Problem to solve | Lines containing the word "text" are to be located and copied.

++++ Task input

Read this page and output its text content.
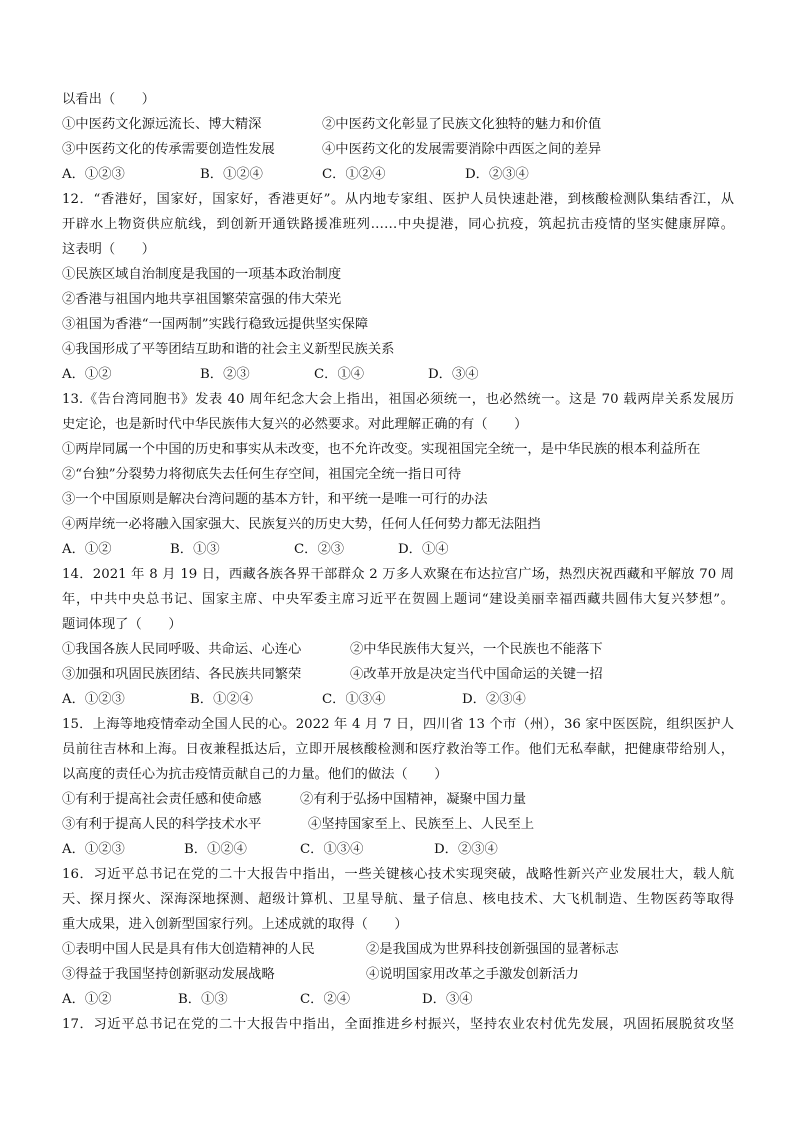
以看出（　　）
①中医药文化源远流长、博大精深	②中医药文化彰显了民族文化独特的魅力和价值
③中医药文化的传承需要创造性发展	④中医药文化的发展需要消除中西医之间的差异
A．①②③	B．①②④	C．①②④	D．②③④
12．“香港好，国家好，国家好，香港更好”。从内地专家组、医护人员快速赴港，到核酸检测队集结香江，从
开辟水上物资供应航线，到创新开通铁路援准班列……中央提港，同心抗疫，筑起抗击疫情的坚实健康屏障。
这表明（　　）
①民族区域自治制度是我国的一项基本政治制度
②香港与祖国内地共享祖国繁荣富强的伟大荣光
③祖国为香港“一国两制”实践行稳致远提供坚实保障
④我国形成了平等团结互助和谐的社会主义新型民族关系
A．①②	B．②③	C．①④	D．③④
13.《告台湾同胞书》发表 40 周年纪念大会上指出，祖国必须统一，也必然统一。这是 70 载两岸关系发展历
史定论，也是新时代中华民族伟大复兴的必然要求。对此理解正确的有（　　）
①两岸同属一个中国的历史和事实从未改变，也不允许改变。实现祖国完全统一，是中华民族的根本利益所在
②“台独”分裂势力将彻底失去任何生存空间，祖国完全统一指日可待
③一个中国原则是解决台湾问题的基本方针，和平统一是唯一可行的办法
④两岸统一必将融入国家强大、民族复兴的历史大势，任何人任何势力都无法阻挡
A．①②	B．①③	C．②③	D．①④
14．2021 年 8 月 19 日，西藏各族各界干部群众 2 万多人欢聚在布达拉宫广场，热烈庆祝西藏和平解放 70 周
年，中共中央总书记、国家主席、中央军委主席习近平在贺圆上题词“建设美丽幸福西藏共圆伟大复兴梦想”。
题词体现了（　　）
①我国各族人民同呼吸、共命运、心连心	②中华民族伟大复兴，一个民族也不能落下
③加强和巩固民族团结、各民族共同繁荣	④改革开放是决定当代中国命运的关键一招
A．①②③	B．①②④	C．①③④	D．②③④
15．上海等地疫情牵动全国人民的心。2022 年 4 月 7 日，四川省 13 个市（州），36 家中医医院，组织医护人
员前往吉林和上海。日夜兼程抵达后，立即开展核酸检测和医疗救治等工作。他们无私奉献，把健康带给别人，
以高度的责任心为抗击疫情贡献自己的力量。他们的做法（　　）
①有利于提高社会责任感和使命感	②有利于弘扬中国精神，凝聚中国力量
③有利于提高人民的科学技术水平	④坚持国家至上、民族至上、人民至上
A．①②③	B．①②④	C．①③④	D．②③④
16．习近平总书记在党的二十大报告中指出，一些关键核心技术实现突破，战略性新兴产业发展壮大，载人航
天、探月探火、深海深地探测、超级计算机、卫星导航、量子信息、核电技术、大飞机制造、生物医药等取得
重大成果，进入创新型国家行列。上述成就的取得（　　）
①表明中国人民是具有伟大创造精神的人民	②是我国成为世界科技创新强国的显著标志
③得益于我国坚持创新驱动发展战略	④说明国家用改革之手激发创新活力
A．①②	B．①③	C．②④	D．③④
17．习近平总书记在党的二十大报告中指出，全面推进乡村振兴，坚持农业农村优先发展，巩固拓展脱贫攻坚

++++++++
++++ Task input

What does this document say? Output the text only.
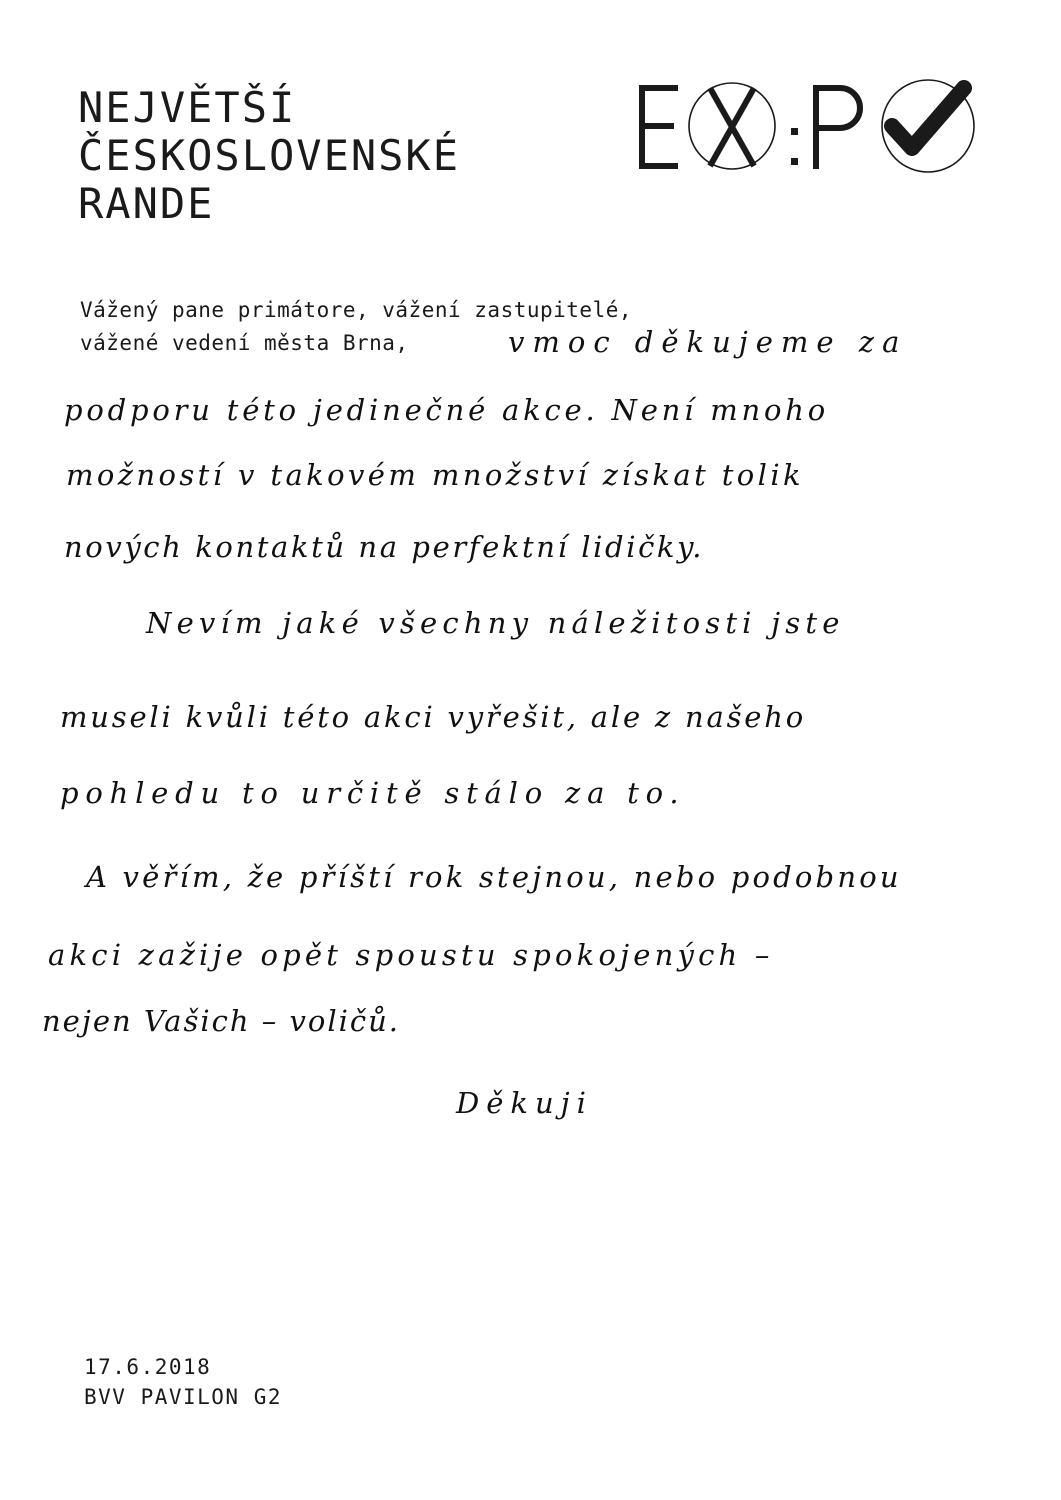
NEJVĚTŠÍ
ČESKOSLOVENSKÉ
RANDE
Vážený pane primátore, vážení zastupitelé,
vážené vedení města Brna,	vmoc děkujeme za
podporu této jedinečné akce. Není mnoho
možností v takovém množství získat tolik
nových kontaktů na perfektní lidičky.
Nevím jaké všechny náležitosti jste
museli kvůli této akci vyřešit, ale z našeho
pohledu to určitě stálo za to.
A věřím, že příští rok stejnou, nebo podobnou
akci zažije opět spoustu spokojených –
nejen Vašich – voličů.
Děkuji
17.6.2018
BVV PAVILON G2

++++++++

Final result |
Read this page and output its text content.
What does this document say? Output the text only.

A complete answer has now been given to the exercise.